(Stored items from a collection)
>> START
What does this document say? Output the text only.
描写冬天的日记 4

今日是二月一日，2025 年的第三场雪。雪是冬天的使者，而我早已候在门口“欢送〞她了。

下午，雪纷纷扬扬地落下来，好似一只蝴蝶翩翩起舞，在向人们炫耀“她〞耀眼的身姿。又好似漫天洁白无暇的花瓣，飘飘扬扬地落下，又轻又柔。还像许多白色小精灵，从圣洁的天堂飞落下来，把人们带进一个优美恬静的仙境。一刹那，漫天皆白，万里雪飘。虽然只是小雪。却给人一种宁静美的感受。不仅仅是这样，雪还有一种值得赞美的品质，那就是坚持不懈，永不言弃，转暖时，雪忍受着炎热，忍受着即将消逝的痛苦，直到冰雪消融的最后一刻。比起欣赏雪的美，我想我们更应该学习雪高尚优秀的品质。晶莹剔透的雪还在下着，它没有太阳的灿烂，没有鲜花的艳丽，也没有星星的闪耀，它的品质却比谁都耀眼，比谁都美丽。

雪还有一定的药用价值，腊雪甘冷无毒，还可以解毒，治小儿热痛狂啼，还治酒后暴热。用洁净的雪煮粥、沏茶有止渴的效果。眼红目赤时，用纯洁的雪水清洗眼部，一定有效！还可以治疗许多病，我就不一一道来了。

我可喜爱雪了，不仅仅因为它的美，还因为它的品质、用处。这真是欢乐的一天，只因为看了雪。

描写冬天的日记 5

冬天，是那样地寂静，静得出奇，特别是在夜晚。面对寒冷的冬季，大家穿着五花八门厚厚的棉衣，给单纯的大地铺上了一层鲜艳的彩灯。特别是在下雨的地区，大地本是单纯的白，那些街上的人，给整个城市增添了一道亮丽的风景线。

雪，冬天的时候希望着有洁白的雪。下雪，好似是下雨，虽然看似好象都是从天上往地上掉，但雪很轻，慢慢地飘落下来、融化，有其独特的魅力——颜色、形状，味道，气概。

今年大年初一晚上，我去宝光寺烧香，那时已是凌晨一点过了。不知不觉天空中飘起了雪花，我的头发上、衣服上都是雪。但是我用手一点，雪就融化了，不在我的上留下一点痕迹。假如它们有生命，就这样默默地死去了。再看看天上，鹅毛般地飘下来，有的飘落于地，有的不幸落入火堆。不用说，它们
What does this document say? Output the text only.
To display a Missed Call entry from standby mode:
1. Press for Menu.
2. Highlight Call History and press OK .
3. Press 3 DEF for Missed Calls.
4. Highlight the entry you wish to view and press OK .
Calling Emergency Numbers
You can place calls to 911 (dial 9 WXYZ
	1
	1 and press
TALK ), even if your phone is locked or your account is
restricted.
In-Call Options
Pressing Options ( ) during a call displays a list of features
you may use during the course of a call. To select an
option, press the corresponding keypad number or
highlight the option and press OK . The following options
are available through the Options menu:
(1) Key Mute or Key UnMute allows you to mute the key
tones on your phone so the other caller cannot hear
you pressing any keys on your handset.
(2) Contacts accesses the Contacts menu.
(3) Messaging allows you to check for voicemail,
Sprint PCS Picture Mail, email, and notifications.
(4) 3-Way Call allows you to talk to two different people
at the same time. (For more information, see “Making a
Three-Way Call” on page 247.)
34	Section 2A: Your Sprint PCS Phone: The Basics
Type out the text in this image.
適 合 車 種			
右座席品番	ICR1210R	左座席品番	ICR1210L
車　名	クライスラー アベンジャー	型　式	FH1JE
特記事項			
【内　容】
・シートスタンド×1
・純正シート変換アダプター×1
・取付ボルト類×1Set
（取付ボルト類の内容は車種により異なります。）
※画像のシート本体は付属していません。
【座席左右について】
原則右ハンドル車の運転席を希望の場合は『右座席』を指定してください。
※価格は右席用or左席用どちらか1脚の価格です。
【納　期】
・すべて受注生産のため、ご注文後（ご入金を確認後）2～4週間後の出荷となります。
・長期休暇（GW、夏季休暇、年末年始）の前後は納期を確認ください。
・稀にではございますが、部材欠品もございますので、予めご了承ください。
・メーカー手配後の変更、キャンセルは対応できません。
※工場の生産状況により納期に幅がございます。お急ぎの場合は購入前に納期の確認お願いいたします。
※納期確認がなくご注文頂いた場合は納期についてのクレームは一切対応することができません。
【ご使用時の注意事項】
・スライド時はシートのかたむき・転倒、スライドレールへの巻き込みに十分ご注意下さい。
>> END
◆ EXERCISE
List the lines of the records where "Missed" occurs.

◆ EXERCISE RESULT
To display a Missed Call entry from standby mode:
3. Press 3 DEF for Missed Calls.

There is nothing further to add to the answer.